▶ Problem to work on: Repeat the full listing below verbatim and keep the images out.

▶ Extracted records:
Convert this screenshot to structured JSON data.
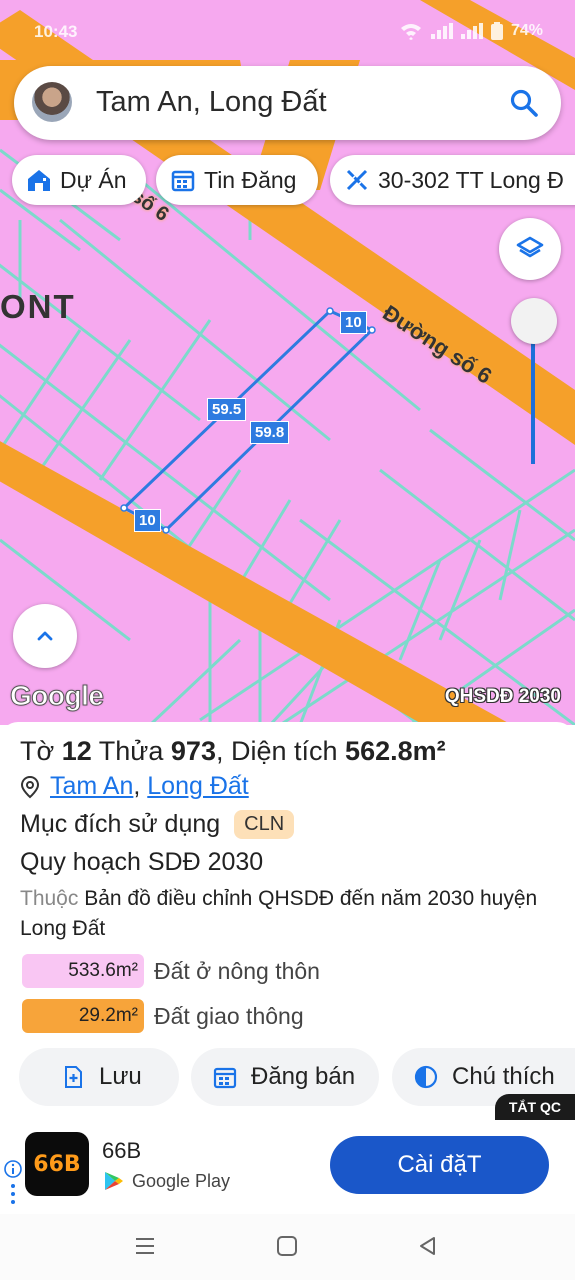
{
  "status_bar": {
    "time": "10:43",
    "battery": "74%"
  },
  "search": {
    "query": "Tam An, Long Đất"
  },
  "chips": [
    {
      "label": "Dự Án",
      "icon": "house-icon"
    },
    {
      "label": "Tin Đăng",
      "icon": "calendar-icon"
    },
    {
      "label": "30-302 TT Long Đ",
      "icon": "ruler-icon"
    }
  ],
  "map": {
    "area_text": "ONT",
    "road_label": "Đường số 6",
    "road_label_partial": "số 6",
    "edge_labels": [
      "10",
      "59.5",
      "59.8",
      "10"
    ],
    "attribution": "Google",
    "plan_layer": "QHSDĐ 2030",
    "colors": {
      "residential": "#f6a9ef",
      "road": "#f5a02a",
      "parcel_lines": "#6fe0c8",
      "parcel_outline": "#2e7be0"
    }
  },
  "parcel": {
    "sheet_label": "Tờ",
    "sheet": "12",
    "plot_label": "Thửa",
    "plot": "973",
    "area_label": ", Diện tích",
    "area": "562.8m²",
    "commune": "Tam An",
    "district": "Long Đất",
    "purpose_label": "Mục đích sử dụng",
    "purpose_code": "CLN",
    "plan_title": "Quy hoạch SDĐ 2030",
    "belongs_prefix": "Thuộc",
    "belongs_text": "Bản đồ điều chỉnh QHSDĐ đến năm 2030 huyện Long Đất",
    "zones": [
      {
        "area": "533.6m²",
        "label": "Đất ở nông thôn",
        "color": "#f9c6f3"
      },
      {
        "area": "29.2m²",
        "label": "Đất giao thông",
        "color": "#f7a43a"
      }
    ]
  },
  "actions": [
    {
      "label": "Lưu",
      "icon": "add-bookmark-icon"
    },
    {
      "label": "Đăng bán",
      "icon": "calendar-icon"
    },
    {
      "label": "Chú thích",
      "icon": "contrast-icon"
    }
  ],
  "ad": {
    "close_label": "TẮT QC",
    "logo_text": "66B",
    "name": "66B",
    "store": "Google Play",
    "cta": "Cài đặT"
  }
}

▶ Task response:
Convert this screenshot to structured JSON data.
{
  "status_bar": {
    "time": "10:43",
    "battery": "74%"
  },
  "search": {
    "query": "Tam An, Long Đất"
  },
  "chips": [
    {
      "label": "Dự Án",
      "icon": "house-icon"
    },
    {
      "label": "Tin Đăng",
      "icon": "calendar-icon"
    },
    {
      "label": "30-302 TT Long Đ",
      "icon": "ruler-icon"
    }
  ],
  "map": {
    "area_text": "ONT",
    "road_label": "Đường số 6",
    "road_label_partial": "số 6",
    "edge_labels": [
      "10",
      "59.5",
      "59.8",
      "10"
    ],
    "attribution": "Google",
    "plan_layer": "QHSDĐ 2030",
    "colors": {
      "residential": "#f6a9ef",
      "road": "#f5a02a",
      "parcel_lines": "#6fe0c8",
      "parcel_outline": "#2e7be0"
    }
  },
  "parcel": {
    "sheet_label": "Tờ",
    "sheet": "12",
    "plot_label": "Thửa",
    "plot": "973",
    "area_label": ", Diện tích",
    "area": "562.8m²",
    "commune": "Tam An",
    "district": "Long Đất",
    "purpose_label": "Mục đích sử dụng",
    "purpose_code": "CLN",
    "plan_title": "Quy hoạch SDĐ 2030",
    "belongs_prefix": "Thuộc",
    "belongs_text": "Bản đồ điều chỉnh QHSDĐ đến năm 2030 huyện Long Đất",
    "zones": [
      {
        "area": "533.6m²",
        "label": "Đất ở nông thôn",
        "color": "#f9c6f3"
      },
      {
        "area": "29.2m²",
        "label": "Đất giao thông",
        "color": "#f7a43a"
      }
    ]
  },
  "actions": [
    {
      "label": "Lưu",
      "icon": "add-bookmark-icon"
    },
    {
      "label": "Đăng bán",
      "icon": "calendar-icon"
    },
    {
      "label": "Chú thích",
      "icon": "contrast-icon"
    }
  ],
  "ad": {
    "close_label": "TẮT QC",
    "logo_text": "66B",
    "name": "66B",
    "store": "Google Play",
    "cta": "Cài đặT"
  }
}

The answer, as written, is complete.